* [GOAL]: Look through the lines below and extract each one that contains "DOWNTIME".
++++ MATERIALS PROVIDED ++++
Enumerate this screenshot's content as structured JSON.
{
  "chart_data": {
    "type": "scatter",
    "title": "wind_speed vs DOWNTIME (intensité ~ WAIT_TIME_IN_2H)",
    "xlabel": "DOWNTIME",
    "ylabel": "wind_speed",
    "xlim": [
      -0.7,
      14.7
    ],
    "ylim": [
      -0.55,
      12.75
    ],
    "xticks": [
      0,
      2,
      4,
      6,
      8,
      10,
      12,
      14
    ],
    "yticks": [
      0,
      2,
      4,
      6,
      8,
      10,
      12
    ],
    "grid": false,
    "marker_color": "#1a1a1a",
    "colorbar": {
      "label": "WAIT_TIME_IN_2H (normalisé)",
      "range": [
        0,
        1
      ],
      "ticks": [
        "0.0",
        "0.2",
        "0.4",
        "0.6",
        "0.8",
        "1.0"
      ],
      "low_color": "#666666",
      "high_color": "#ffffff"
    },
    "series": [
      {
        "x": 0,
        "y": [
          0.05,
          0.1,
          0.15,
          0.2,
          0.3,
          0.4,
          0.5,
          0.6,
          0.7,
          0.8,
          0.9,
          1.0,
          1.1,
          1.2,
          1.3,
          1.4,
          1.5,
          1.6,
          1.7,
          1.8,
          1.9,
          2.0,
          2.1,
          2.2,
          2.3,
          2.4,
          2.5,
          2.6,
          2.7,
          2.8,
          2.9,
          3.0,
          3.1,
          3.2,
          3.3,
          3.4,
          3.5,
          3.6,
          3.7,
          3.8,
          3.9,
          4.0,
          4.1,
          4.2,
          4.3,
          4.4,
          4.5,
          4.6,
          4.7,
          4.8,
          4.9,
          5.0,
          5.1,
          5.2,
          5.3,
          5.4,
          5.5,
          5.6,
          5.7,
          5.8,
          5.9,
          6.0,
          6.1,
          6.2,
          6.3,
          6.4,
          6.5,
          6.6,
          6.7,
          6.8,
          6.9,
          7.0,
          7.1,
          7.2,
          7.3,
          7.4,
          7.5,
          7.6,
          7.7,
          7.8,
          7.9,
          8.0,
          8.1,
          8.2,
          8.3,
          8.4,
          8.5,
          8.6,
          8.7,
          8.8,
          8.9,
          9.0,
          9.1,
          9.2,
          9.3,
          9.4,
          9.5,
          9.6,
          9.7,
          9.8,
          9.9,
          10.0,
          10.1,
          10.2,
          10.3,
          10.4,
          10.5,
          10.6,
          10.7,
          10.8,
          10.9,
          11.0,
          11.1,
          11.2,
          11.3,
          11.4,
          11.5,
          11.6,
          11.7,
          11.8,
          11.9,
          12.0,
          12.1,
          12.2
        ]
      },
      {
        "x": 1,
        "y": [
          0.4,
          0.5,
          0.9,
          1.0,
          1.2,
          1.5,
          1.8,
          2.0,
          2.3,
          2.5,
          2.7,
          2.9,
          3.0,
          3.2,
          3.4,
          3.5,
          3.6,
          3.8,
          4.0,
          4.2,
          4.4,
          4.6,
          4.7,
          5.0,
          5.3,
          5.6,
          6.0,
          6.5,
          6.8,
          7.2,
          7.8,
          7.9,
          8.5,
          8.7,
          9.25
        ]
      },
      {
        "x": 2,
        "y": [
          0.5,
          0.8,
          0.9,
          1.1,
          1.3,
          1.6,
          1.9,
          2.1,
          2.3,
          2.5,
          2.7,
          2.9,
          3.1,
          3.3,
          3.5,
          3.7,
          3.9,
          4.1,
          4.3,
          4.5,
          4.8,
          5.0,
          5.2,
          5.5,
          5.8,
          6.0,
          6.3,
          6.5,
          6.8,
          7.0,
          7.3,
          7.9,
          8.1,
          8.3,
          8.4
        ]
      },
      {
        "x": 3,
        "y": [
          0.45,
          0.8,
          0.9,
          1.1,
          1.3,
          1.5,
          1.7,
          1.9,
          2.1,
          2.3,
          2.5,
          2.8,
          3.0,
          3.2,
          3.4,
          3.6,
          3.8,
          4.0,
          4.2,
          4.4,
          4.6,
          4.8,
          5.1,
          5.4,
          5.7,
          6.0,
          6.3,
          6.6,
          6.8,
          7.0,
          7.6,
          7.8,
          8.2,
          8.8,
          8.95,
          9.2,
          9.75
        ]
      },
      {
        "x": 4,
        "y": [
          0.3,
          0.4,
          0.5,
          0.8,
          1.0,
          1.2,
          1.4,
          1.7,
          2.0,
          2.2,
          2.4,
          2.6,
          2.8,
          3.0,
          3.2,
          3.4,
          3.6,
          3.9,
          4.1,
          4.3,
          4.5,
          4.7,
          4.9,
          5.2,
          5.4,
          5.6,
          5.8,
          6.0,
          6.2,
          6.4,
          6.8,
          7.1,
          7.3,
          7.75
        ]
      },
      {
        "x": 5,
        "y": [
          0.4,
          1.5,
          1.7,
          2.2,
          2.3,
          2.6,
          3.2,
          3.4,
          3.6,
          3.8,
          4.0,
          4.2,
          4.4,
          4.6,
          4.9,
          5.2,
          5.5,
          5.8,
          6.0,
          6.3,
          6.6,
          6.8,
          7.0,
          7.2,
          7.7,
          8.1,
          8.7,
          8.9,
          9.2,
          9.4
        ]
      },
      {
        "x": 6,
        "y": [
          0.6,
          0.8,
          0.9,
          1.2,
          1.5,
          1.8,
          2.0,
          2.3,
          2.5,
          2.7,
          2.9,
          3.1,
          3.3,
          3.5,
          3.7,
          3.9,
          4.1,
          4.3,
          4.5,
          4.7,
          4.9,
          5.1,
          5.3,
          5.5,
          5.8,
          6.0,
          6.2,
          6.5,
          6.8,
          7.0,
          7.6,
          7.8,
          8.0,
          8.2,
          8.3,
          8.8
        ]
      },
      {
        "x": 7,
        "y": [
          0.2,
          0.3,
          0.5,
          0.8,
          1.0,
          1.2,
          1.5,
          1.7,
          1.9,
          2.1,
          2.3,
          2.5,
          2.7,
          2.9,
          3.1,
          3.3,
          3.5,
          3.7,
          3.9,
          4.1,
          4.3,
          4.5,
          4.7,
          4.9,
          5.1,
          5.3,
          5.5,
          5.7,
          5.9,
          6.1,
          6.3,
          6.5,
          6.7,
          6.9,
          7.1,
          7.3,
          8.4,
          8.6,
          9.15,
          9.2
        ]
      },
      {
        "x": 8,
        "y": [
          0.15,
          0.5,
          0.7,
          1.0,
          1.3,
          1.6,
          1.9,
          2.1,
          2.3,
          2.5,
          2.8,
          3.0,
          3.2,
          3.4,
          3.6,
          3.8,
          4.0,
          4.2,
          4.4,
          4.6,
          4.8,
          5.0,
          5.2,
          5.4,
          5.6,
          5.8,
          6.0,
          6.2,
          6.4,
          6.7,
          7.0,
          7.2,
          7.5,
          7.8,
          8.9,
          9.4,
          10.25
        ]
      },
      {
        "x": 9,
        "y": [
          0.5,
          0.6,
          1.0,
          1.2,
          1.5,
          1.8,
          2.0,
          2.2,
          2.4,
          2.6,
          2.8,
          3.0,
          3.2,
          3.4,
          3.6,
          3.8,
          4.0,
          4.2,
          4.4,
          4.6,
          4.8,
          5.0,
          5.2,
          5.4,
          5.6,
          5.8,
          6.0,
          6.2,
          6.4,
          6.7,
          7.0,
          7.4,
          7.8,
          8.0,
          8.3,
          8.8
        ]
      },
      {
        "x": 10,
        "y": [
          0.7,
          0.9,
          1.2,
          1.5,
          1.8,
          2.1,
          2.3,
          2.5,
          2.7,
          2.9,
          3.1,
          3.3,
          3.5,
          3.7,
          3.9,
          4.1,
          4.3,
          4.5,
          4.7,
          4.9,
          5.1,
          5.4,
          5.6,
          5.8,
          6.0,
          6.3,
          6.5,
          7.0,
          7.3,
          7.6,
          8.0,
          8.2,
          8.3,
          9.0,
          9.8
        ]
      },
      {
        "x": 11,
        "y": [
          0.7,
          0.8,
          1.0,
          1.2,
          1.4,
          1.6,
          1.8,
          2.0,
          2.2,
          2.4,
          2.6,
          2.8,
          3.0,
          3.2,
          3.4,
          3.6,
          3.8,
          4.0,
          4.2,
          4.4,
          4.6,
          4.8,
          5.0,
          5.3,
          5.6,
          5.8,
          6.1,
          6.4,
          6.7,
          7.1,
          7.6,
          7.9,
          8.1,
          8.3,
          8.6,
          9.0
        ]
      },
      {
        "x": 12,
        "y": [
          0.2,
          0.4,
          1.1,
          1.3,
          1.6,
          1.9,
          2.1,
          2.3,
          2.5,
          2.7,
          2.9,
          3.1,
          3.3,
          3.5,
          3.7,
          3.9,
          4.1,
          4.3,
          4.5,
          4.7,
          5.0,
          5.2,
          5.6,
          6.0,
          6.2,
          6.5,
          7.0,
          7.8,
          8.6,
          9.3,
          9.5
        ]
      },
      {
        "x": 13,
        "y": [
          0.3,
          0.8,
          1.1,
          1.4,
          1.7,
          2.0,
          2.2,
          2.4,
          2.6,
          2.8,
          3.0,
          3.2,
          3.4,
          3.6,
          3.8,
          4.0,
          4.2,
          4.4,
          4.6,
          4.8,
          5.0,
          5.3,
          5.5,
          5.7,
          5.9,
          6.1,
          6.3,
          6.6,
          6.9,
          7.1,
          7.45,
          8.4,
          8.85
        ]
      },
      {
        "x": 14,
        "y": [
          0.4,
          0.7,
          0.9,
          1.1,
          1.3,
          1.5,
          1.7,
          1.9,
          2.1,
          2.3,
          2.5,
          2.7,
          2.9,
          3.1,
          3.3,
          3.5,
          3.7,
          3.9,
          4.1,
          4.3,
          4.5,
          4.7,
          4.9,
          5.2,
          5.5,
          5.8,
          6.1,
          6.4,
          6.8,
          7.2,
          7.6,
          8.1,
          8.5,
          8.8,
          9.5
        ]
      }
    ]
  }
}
++++
* [SOLUTION]:
    "title": "wind_speed vs DOWNTIME (intensité ~ WAIT_TIME_IN_2H)",
    "xlabel": "DOWNTIME",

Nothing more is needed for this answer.